WORK TO BE COMPLETED:
Would you extract the whole listing below and retype it exactly?

LISTED ENTRIES:
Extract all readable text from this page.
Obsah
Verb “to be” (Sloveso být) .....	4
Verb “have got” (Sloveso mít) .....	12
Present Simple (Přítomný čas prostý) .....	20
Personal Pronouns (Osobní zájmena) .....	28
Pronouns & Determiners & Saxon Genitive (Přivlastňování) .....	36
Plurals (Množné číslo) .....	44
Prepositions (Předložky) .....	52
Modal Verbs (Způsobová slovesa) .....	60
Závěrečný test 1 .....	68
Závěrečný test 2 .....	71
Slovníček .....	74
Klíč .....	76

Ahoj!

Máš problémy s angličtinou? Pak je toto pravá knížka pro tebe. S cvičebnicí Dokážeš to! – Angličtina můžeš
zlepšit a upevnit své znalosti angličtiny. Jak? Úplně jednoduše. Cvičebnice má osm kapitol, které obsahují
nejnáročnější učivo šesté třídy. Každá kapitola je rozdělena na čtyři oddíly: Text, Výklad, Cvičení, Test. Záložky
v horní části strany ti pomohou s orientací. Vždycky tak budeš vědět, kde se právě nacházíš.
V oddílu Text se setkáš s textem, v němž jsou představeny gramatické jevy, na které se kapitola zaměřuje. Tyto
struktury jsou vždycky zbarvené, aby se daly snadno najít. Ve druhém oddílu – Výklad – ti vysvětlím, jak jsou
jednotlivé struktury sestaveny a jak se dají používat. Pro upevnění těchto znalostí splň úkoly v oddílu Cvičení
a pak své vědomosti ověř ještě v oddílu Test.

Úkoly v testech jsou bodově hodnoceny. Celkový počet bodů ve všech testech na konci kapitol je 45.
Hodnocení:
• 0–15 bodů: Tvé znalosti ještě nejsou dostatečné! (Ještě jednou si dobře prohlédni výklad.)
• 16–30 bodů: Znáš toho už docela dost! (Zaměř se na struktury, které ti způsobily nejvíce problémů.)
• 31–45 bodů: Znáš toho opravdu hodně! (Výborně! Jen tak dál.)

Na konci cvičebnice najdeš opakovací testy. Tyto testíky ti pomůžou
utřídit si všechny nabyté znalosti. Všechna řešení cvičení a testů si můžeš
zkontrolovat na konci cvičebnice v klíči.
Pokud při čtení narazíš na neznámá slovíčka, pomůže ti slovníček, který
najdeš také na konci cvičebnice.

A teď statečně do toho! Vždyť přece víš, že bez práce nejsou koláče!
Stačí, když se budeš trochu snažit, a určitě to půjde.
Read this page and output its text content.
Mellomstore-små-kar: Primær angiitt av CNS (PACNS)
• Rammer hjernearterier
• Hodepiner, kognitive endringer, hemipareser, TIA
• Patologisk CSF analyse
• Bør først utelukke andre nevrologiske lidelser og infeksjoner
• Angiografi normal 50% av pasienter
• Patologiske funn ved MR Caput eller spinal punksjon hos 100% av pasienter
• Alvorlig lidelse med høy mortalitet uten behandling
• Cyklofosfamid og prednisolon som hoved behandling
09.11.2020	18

OUTPUT:
Extract all readable text from this page.
Obsah
Verb “to be” (Sloveso být) .....	4
Verb “have got” (Sloveso mít) .....	12
Present Simple (Přítomný čas prostý) .....	20
Personal Pronouns (Osobní zájmena) .....	28
Pronouns & Determiners & Saxon Genitive (Přivlastňování) .....	36
Plurals (Množné číslo) .....	44
Prepositions (Předložky) .....	52
Modal Verbs (Způsobová slovesa) .....	60
Závěrečný test 1 .....	68
Závěrečný test 2 .....	71
Slovníček .....	74
Klíč .....	76

Ahoj!

Máš problémy s angličtinou? Pak je toto pravá knížka pro tebe. S cvičebnicí Dokážeš to! – Angličtina můžeš
zlepšit a upevnit své znalosti angličtiny. Jak? Úplně jednoduše. Cvičebnice má osm kapitol, které obsahují
nejnáročnější učivo šesté třídy. Každá kapitola je rozdělena na čtyři oddíly: Text, Výklad, Cvičení, Test. Záložky
v horní části strany ti pomohou s orientací. Vždycky tak budeš vědět, kde se právě nacházíš.
V oddílu Text se setkáš s textem, v němž jsou představeny gramatické jevy, na které se kapitola zaměřuje. Tyto
struktury jsou vždycky zbarvené, aby se daly snadno najít. Ve druhém oddílu – Výklad – ti vysvětlím, jak jsou
jednotlivé struktury sestaveny a jak se dají používat. Pro upevnění těchto znalostí splň úkoly v oddílu Cvičení
a pak své vědomosti ověř ještě v oddílu Test.

Úkoly v testech jsou bodově hodnoceny. Celkový počet bodů ve všech testech na konci kapitol je 45.
Hodnocení:
• 0–15 bodů: Tvé znalosti ještě nejsou dostatečné! (Ještě jednou si dobře prohlédni výklad.)
• 16–30 bodů: Znáš toho už docela dost! (Zaměř se na struktury, které ti způsobily nejvíce problémů.)
• 31–45 bodů: Znáš toho opravdu hodně! (Výborně! Jen tak dál.)

Na konci cvičebnice najdeš opakovací testy. Tyto testíky ti pomůžou
utřídit si všechny nabyté znalosti. Všechna řešení cvičení a testů si můžeš
zkontrolovat na konci cvičebnice v klíči.
Pokud při čtení narazíš na neznámá slovíčka, pomůže ti slovníček, který
najdeš také na konci cvičebnice.

A teď statečně do toho! Vždyť přece víš, že bez práce nejsou koláče!
Stačí, když se budeš trochu snažit, a určitě to půjde.
Read this page and output its text content.
Mellomstore-små-kar: Primær angiitt av CNS (PACNS)
• Rammer hjernearterier
• Hodepiner, kognitive endringer, hemipareser, TIA
• Patologisk CSF analyse
• Bør først utelukke andre nevrologiske lidelser og infeksjoner
• Angiografi normal 50% av pasienter
• Patologiske funn ved MR Caput eller spinal punksjon hos 100% av pasienter
• Alvorlig lidelse med høy mortalitet uten behandling
• Cyklofosfamid og prednisolon som hoved behandling
09.11.2020	18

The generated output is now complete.